Stated problem -> Count the lines below that contain the word "label", and give only that number.

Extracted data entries

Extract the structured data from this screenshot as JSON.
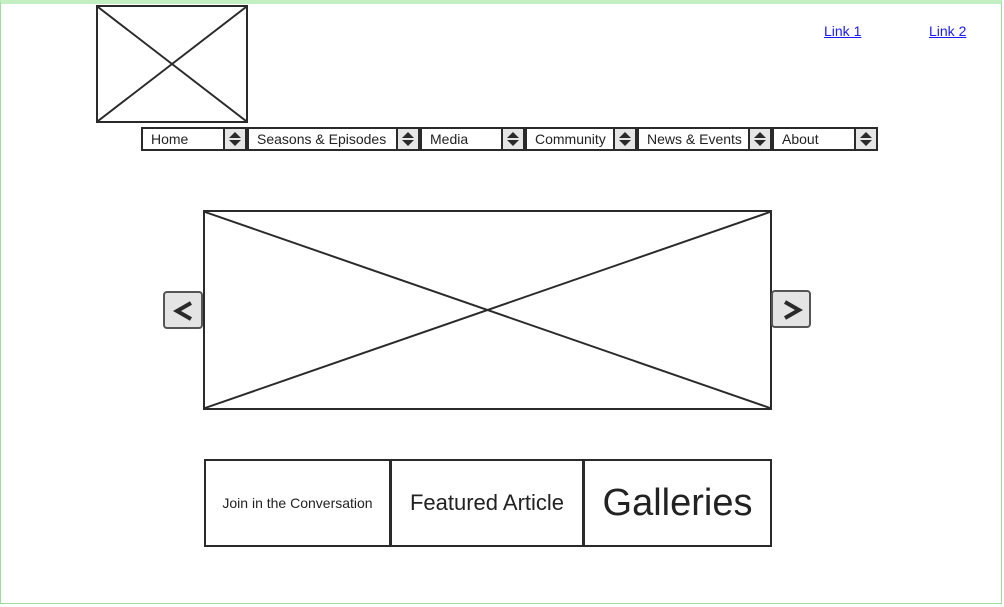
{
  "header": {
    "links": [
      {
        "label": "Link 1"
      },
      {
        "label": "Link 2"
      }
    ]
  },
  "nav": {
    "items": [
      {
        "label": "Home"
      },
      {
        "label": "Seasons & Episodes"
      },
      {
        "label": "Media"
      },
      {
        "label": "Community"
      },
      {
        "label": "News & Events"
      },
      {
        "label": "About"
      }
    ]
  },
  "carousel": {
    "prev_glyph": "<",
    "next_glyph": ">"
  },
  "tiles": [
    {
      "label": "Join in the Conversation"
    },
    {
      "label": "Featured Article"
    },
    {
      "label": "Galleries"
    }
  ],
  "colors": {
    "link": "#1a1aff",
    "stroke": "#2a2a2a",
    "frame_border": "#9fdc9f"
  }
}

The result -> 11